Data listing:
******

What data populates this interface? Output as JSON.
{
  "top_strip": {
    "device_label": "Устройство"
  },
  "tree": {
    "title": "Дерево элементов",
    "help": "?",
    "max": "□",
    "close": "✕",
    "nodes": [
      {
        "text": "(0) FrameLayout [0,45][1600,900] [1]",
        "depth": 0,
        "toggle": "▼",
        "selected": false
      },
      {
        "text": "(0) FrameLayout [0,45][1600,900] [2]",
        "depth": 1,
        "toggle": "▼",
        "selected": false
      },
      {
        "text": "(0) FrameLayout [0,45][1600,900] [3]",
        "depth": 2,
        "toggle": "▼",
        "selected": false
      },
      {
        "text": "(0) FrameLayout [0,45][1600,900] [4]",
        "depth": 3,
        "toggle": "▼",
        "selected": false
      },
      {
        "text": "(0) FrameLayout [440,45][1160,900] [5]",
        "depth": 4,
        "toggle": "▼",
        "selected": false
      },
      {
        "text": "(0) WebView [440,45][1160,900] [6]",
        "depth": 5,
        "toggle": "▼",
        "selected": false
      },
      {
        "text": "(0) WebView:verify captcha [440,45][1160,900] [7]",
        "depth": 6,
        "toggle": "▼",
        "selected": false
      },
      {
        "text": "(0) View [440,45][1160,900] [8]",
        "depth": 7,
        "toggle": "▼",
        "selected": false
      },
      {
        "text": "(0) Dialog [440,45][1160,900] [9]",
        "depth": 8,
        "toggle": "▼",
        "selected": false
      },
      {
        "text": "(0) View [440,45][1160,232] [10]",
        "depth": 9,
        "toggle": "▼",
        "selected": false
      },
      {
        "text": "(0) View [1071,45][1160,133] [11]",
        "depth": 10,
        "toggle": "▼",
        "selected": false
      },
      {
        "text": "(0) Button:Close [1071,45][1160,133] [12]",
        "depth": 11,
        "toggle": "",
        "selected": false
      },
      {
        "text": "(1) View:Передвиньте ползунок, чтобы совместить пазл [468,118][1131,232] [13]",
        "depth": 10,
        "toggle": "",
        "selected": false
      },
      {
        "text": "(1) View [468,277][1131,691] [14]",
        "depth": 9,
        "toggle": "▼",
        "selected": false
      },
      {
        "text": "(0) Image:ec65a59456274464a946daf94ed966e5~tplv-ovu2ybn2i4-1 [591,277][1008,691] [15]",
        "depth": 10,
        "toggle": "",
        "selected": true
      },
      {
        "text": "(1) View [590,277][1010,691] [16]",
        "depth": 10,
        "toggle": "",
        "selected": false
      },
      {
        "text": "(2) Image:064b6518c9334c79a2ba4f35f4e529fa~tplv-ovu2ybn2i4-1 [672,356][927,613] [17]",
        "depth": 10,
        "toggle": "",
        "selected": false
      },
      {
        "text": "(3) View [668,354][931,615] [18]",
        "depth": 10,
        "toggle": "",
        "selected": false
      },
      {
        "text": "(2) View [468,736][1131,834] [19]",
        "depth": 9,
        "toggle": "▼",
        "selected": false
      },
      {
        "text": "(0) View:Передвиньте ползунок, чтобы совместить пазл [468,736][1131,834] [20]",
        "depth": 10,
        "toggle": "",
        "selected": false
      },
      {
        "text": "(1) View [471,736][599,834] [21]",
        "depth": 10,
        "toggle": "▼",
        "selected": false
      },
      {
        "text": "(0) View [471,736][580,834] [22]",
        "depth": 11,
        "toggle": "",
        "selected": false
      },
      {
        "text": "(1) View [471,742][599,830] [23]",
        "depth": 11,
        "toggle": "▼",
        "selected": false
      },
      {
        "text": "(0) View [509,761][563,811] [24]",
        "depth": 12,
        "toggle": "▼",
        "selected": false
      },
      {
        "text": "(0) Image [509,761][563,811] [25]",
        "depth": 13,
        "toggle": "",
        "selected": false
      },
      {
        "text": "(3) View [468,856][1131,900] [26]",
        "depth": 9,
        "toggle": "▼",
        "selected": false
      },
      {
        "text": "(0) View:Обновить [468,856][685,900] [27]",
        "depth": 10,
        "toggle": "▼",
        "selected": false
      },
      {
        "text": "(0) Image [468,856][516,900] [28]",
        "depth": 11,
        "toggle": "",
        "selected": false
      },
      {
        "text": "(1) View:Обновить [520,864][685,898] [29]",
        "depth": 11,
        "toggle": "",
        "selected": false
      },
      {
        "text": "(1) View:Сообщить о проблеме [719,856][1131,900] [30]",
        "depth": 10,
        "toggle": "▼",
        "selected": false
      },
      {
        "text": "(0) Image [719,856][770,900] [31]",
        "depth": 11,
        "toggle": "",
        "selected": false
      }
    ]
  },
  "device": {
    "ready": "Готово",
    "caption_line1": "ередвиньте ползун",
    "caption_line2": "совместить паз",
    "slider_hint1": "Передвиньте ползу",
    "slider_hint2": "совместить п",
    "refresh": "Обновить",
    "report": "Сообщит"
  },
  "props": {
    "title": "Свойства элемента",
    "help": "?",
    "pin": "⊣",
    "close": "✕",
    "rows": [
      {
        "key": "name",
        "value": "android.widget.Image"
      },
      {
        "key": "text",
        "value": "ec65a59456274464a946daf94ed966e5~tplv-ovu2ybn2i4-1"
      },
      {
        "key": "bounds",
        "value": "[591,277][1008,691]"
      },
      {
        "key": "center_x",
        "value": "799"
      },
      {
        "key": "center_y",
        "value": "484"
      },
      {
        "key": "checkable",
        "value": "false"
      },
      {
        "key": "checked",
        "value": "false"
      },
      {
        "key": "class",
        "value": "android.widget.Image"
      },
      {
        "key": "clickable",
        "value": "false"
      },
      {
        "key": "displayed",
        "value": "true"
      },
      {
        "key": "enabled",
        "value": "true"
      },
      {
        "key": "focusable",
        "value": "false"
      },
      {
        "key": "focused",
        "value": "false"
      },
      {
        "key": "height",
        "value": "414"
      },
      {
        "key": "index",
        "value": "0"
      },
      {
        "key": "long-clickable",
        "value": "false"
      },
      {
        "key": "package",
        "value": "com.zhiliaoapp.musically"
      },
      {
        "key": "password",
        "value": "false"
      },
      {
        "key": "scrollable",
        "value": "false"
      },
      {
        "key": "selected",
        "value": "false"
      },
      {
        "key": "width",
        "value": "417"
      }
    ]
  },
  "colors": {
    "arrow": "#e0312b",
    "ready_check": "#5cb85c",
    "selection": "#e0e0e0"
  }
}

******

Stated exercise :: Give solely the number of lines in the data that contain the string "Передвиньте".

Task solution :: 3